## [Exercise instructions]
Transcribe the listing word for word.

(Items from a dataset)

++++++++++

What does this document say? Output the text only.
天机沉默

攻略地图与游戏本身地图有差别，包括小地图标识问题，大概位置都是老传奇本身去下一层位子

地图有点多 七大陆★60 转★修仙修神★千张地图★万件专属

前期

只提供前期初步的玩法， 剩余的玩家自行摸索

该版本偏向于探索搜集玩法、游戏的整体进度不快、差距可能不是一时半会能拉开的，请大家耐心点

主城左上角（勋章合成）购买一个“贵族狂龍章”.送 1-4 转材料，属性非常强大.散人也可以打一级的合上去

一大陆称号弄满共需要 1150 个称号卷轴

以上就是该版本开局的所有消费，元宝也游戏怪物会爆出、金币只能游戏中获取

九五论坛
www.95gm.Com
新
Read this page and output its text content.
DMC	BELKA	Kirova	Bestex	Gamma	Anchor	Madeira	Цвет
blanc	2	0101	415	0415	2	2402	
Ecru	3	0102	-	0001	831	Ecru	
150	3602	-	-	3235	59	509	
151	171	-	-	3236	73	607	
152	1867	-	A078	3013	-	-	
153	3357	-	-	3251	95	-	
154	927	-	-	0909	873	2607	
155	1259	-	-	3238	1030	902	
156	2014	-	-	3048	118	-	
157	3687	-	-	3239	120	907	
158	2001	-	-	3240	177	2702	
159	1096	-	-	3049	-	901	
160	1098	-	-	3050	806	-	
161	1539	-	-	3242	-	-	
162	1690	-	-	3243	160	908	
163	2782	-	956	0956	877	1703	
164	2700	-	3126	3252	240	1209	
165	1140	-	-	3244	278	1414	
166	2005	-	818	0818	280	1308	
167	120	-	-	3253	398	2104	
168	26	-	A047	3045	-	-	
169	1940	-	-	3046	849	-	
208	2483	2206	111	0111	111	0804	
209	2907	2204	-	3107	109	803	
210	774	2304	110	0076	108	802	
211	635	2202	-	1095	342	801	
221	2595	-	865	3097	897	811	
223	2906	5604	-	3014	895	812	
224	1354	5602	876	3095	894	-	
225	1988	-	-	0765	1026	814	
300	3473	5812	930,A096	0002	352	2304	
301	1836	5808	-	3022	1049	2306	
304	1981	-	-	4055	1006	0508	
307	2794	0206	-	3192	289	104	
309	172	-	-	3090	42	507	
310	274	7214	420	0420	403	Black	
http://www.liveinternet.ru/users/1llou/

++++++++++

## [Task result]
What does this document say? Output the text only.
天机沉默

攻略地图与游戏本身地图有差别，包括小地图标识问题，大概位置都是老传奇本身去下一层位子

地图有点多 七大陆★60 转★修仙修神★千张地图★万件专属

前期

只提供前期初步的玩法， 剩余的玩家自行摸索

该版本偏向于探索搜集玩法、游戏的整体进度不快、差距可能不是一时半会能拉开的，请大家耐心点

主城左上角（勋章合成）购买一个“贵族狂龍章”.送 1-4 转材料，属性非常强大.散人也可以打一级的合上去

一大陆称号弄满共需要 1150 个称号卷轴

以上就是该版本开局的所有消费，元宝也游戏怪物会爆出、金币只能游戏中获取

九五论坛
www.95gm.Com
新
Read this page and output its text content.
DMC	BELKA	Kirova	Bestex	Gamma	Anchor	Madeira	Цвет
blanc	2	0101	415	0415	2	2402	
Ecru	3	0102	-	0001	831	Ecru	
150	3602	-	-	3235	59	509	
151	171	-	-	3236	73	607	
152	1867	-	A078	3013	-	-	
153	3357	-	-	3251	95	-	
154	927	-	-	0909	873	2607	
155	1259	-	-	3238	1030	902	
156	2014	-	-	3048	118	-	
157	3687	-	-	3239	120	907	
158	2001	-	-	3240	177	2702	
159	1096	-	-	3049	-	901	
160	1098	-	-	3050	806	-	
161	1539	-	-	3242	-	-	
162	1690	-	-	3243	160	908	
163	2782	-	956	0956	877	1703	
164	2700	-	3126	3252	240	1209	
165	1140	-	-	3244	278	1414	
166	2005	-	818	0818	280	1308	
167	120	-	-	3253	398	2104	
168	26	-	A047	3045	-	-	
169	1940	-	-	3046	849	-	
208	2483	2206	111	0111	111	0804	
209	2907	2204	-	3107	109	803	
210	774	2304	110	0076	108	802	
211	635	2202	-	1095	342	801	
221	2595	-	865	3097	897	811	
223	2906	5604	-	3014	895	812	
224	1354	5602	876	3095	894	-	
225	1988	-	-	0765	1026	814	
300	3473	5812	930,A096	0002	352	2304	
301	1836	5808	-	3022	1049	2306	
304	1981	-	-	4055	1006	0508	
307	2794	0206	-	3192	289	104	
309	172	-	-	3090	42	507	
310	274	7214	420	0420	403	Black	
http://www.liveinternet.ru/users/1llou/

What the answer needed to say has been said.